## [Stored data]
--- BEGIN ---
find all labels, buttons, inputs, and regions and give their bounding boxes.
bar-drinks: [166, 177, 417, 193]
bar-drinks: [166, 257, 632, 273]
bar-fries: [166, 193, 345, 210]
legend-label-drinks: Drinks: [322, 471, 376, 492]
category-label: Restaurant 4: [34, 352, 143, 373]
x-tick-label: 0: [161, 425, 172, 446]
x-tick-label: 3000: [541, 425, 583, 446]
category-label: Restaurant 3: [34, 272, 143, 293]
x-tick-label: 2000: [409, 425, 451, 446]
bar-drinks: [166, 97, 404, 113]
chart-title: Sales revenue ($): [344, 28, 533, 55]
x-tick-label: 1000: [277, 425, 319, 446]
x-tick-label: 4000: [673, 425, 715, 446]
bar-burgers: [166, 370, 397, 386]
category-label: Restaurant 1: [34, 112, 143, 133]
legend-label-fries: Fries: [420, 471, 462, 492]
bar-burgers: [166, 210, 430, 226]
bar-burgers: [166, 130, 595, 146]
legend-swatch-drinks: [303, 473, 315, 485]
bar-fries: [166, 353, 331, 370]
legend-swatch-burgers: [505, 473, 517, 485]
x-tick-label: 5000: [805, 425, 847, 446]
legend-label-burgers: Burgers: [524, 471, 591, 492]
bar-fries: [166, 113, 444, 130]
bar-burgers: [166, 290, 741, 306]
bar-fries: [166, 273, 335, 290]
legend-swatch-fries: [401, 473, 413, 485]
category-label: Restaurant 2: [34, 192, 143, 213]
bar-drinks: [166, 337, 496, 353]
--- END ---
## [Problem]
Convert every line of the data above into a Markdown table with the columns No. and Text, leaving out any blank lines.

## [Right answer]
| No. | Text |
|---|---|
| 1 | find all labels, buttons, inputs, and regions and give their bounding boxes. |
| 2 | bar-drinks: [166, 177, 417, 193] |
| 3 | bar-drinks: [166, 257, 632, 273] |
| 4 | bar-fries: [166, 193, 345, 210] |
| 5 | legend-label-drinks: Drinks: [322, 471, 376, 492] |
| 6 | category-label: Restaurant 4: [34, 352, 143, 373] |
| 7 | x-tick-label: 0: [161, 425, 172, 446] |
| 8 | x-tick-label: 3000: [541, 425, 583, 446] |
| 9 | category-label: Restaurant 3: [34, 272, 143, 293] |
| 10 | x-tick-label: 2000: [409, 425, 451, 446] |
| 11 | bar-drinks: [166, 97, 404, 113] |
| 12 | chart-title: Sales revenue ($): [344, 28, 533, 55] |
| 13 | x-tick-label: 1000: [277, 425, 319, 446] |
| 14 | x-tick-label: 4000: [673, 425, 715, 446] |
| 15 | bar-burgers: [166, 370, 397, 386] |
| 16 | category-label: Restaurant 1: [34, 112, 143, 133] |
| 17 | legend-label-fries: Fries: [420, 471, 462, 492] |
| 18 | bar-burgers: [166, 210, 430, 226] |
| 19 | bar-burgers: [166, 130, 595, 146] |
| 20 | legend-swatch-drinks: [303, 473, 315, 485] |
| 21 | bar-fries: [166, 353, 331, 370] |
| 22 | legend-swatch-burgers: [505, 473, 517, 485] |
| 23 | x-tick-label: 5000: [805, 425, 847, 446] |
| 24 | legend-label-burgers: Burgers: [524, 471, 591, 492] |
| 25 | bar-fries: [166, 113, 444, 130] |
| 26 | bar-burgers: [166, 290, 741, 306] |
| 27 | bar-fries: [166, 273, 335, 290] |
| 28 | legend-swatch-fries: [401, 473, 413, 485] |
| 29 | category-label: Restaurant 2: [34, 192, 143, 213] |
| 30 | bar-drinks: [166, 337, 496, 353] |